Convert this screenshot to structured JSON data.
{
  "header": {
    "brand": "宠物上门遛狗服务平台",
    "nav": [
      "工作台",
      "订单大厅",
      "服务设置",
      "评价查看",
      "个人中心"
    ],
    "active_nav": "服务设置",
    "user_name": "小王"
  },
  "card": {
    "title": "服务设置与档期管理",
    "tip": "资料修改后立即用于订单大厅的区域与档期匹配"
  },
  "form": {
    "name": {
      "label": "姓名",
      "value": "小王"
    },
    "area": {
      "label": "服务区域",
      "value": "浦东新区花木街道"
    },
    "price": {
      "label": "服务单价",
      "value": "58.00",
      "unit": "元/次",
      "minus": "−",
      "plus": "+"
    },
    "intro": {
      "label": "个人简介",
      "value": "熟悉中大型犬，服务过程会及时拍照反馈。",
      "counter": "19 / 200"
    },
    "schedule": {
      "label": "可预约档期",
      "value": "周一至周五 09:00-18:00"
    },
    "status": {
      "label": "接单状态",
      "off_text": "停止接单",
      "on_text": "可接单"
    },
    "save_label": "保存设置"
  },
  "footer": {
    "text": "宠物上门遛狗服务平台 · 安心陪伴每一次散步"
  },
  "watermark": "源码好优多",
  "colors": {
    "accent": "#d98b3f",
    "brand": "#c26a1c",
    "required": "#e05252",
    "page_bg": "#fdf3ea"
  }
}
::::::::::
• TASK DESCRIPTION
Reproduce the listing in full. Keep it exactly as written.

• TASK RESPONSE
Convert this screenshot to structured JSON data.
{
  "header": {
    "brand": "宠物上门遛狗服务平台",
    "nav": [
      "工作台",
      "订单大厅",
      "服务设置",
      "评价查看",
      "个人中心"
    ],
    "active_nav": "服务设置",
    "user_name": "小王"
  },
  "card": {
    "title": "服务设置与档期管理",
    "tip": "资料修改后立即用于订单大厅的区域与档期匹配"
  },
  "form": {
    "name": {
      "label": "姓名",
      "value": "小王"
    },
    "area": {
      "label": "服务区域",
      "value": "浦东新区花木街道"
    },
    "price": {
      "label": "服务单价",
      "value": "58.00",
      "unit": "元/次",
      "minus": "−",
      "plus": "+"
    },
    "intro": {
      "label": "个人简介",
      "value": "熟悉中大型犬，服务过程会及时拍照反馈。",
      "counter": "19 / 200"
    },
    "schedule": {
      "label": "可预约档期",
      "value": "周一至周五 09:00-18:00"
    },
    "status": {
      "label": "接单状态",
      "off_text": "停止接单",
      "on_text": "可接单"
    },
    "save_label": "保存设置"
  },
  "footer": {
    "text": "宠物上门遛狗服务平台 · 安心陪伴每一次散步"
  },
  "watermark": "源码好优多",
  "colors": {
    "accent": "#d98b3f",
    "brand": "#c26a1c",
    "required": "#e05252",
    "page_bg": "#fdf3ea"
  }
}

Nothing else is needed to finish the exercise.